**Written request**
Word for word, restate every line of the material.

---*---

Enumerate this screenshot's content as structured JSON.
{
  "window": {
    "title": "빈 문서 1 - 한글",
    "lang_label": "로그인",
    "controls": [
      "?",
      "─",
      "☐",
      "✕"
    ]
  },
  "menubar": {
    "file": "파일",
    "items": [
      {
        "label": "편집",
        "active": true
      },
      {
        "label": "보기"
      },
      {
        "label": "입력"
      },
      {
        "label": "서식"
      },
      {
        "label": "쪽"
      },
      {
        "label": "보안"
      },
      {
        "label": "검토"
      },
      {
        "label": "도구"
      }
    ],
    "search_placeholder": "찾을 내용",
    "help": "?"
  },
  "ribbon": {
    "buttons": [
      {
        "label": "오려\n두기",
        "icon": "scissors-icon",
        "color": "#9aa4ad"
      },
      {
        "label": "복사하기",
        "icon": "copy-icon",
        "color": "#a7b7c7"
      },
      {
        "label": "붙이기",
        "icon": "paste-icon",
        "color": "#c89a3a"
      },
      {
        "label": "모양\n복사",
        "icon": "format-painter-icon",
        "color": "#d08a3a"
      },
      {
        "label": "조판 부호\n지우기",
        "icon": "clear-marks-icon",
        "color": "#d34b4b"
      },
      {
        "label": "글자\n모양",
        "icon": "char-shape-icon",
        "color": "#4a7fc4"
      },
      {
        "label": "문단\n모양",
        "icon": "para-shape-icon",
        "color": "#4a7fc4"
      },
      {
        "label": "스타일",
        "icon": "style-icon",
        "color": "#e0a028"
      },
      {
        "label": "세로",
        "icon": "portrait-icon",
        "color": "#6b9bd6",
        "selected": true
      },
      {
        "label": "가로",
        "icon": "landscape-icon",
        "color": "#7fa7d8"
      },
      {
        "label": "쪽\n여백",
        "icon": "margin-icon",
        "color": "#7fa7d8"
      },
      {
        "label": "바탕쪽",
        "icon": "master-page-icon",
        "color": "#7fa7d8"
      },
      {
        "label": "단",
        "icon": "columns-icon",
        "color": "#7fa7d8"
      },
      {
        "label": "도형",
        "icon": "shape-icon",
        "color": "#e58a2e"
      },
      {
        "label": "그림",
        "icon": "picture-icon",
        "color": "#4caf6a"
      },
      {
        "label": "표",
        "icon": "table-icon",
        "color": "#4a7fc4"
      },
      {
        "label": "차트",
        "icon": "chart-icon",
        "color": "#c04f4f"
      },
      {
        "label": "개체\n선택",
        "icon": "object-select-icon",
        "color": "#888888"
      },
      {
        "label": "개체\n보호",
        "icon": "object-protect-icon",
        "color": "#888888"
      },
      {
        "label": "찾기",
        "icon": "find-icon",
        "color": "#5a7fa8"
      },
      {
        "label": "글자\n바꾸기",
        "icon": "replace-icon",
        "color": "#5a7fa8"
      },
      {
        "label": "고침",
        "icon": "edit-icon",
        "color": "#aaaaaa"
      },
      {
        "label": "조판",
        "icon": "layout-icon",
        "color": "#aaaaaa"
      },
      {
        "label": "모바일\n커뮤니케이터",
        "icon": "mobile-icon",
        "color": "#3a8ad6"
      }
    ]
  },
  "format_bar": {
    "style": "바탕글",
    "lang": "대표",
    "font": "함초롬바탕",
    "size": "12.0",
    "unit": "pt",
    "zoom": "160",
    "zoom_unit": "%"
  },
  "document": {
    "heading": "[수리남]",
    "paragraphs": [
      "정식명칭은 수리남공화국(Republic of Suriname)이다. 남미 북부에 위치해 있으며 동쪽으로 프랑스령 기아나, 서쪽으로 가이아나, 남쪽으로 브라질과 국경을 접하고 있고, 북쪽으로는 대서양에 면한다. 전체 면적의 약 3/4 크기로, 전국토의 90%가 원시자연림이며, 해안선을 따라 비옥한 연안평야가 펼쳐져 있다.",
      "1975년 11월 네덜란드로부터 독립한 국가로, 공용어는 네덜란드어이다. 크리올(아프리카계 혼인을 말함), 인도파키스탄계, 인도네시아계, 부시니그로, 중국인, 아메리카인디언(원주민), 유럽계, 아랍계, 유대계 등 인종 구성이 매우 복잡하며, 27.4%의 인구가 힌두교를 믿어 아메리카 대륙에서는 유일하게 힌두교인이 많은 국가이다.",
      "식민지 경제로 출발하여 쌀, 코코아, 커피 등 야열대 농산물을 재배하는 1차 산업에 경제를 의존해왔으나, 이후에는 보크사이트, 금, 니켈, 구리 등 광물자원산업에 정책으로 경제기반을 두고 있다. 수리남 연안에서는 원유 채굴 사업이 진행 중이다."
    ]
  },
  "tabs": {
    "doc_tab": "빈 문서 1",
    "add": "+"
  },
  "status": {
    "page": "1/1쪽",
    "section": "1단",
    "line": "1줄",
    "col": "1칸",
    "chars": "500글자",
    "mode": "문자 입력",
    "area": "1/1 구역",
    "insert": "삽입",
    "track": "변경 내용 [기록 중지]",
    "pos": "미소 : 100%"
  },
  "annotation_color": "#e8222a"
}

---*---

**Final result**
Enumerate this screenshot's content as structured JSON.
{
  "window": {
    "title": "빈 문서 1 - 한글",
    "lang_label": "로그인",
    "controls": [
      "?",
      "─",
      "☐",
      "✕"
    ]
  },
  "menubar": {
    "file": "파일",
    "items": [
      {
        "label": "편집",
        "active": true
      },
      {
        "label": "보기"
      },
      {
        "label": "입력"
      },
      {
        "label": "서식"
      },
      {
        "label": "쪽"
      },
      {
        "label": "보안"
      },
      {
        "label": "검토"
      },
      {
        "label": "도구"
      }
    ],
    "search_placeholder": "찾을 내용",
    "help": "?"
  },
  "ribbon": {
    "buttons": [
      {
        "label": "오려\n두기",
        "icon": "scissors-icon",
        "color": "#9aa4ad"
      },
      {
        "label": "복사하기",
        "icon": "copy-icon",
        "color": "#a7b7c7"
      },
      {
        "label": "붙이기",
        "icon": "paste-icon",
        "color": "#c89a3a"
      },
      {
        "label": "모양\n복사",
        "icon": "format-painter-icon",
        "color": "#d08a3a"
      },
      {
        "label": "조판 부호\n지우기",
        "icon": "clear-marks-icon",
        "color": "#d34b4b"
      },
      {
        "label": "글자\n모양",
        "icon": "char-shape-icon",
        "color": "#4a7fc4"
      },
      {
        "label": "문단\n모양",
        "icon": "para-shape-icon",
        "color": "#4a7fc4"
      },
      {
        "label": "스타일",
        "icon": "style-icon",
        "color": "#e0a028"
      },
      {
        "label": "세로",
        "icon": "portrait-icon",
        "color": "#6b9bd6",
        "selected": true
      },
      {
        "label": "가로",
        "icon": "landscape-icon",
        "color": "#7fa7d8"
      },
      {
        "label": "쪽\n여백",
        "icon": "margin-icon",
        "color": "#7fa7d8"
      },
      {
        "label": "바탕쪽",
        "icon": "master-page-icon",
        "color": "#7fa7d8"
      },
      {
        "label": "단",
        "icon": "columns-icon",
        "color": "#7fa7d8"
      },
      {
        "label": "도형",
        "icon": "shape-icon",
        "color": "#e58a2e"
      },
      {
        "label": "그림",
        "icon": "picture-icon",
        "color": "#4caf6a"
      },
      {
        "label": "표",
        "icon": "table-icon",
        "color": "#4a7fc4"
      },
      {
        "label": "차트",
        "icon": "chart-icon",
        "color": "#c04f4f"
      },
      {
        "label": "개체\n선택",
        "icon": "object-select-icon",
        "color": "#888888"
      },
      {
        "label": "개체\n보호",
        "icon": "object-protect-icon",
        "color": "#888888"
      },
      {
        "label": "찾기",
        "icon": "find-icon",
        "color": "#5a7fa8"
      },
      {
        "label": "글자\n바꾸기",
        "icon": "replace-icon",
        "color": "#5a7fa8"
      },
      {
        "label": "고침",
        "icon": "edit-icon",
        "color": "#aaaaaa"
      },
      {
        "label": "조판",
        "icon": "layout-icon",
        "color": "#aaaaaa"
      },
      {
        "label": "모바일\n커뮤니케이터",
        "icon": "mobile-icon",
        "color": "#3a8ad6"
      }
    ]
  },
  "format_bar": {
    "style": "바탕글",
    "lang": "대표",
    "font": "함초롬바탕",
    "size": "12.0",
    "unit": "pt",
    "zoom": "160",
    "zoom_unit": "%"
  },
  "document": {
    "heading": "[수리남]",
    "paragraphs": [
      "정식명칭은 수리남공화국(Republic of Suriname)이다. 남미 북부에 위치해 있으며 동쪽으로 프랑스령 기아나, 서쪽으로 가이아나, 남쪽으로 브라질과 국경을 접하고 있고, 북쪽으로는 대서양에 면한다. 전체 면적의 약 3/4 크기로, 전국토의 90%가 원시자연림이며, 해안선을 따라 비옥한 연안평야가 펼쳐져 있다.",
      "1975년 11월 네덜란드로부터 독립한 국가로, 공용어는 네덜란드어이다. 크리올(아프리카계 혼인을 말함), 인도파키스탄계, 인도네시아계, 부시니그로, 중국인, 아메리카인디언(원주민), 유럽계, 아랍계, 유대계 등 인종 구성이 매우 복잡하며, 27.4%의 인구가 힌두교를 믿어 아메리카 대륙에서는 유일하게 힌두교인이 많은 국가이다.",
      "식민지 경제로 출발하여 쌀, 코코아, 커피 등 야열대 농산물을 재배하는 1차 산업에 경제를 의존해왔으나, 이후에는 보크사이트, 금, 니켈, 구리 등 광물자원산업에 정책으로 경제기반을 두고 있다. 수리남 연안에서는 원유 채굴 사업이 진행 중이다."
    ]
  },
  "tabs": {
    "doc_tab": "빈 문서 1",
    "add": "+"
  },
  "status": {
    "page": "1/1쪽",
    "section": "1단",
    "line": "1줄",
    "col": "1칸",
    "chars": "500글자",
    "mode": "문자 입력",
    "area": "1/1 구역",
    "insert": "삽입",
    "track": "변경 내용 [기록 중지]",
    "pos": "미소 : 100%"
  },
  "annotation_color": "#e8222a"
}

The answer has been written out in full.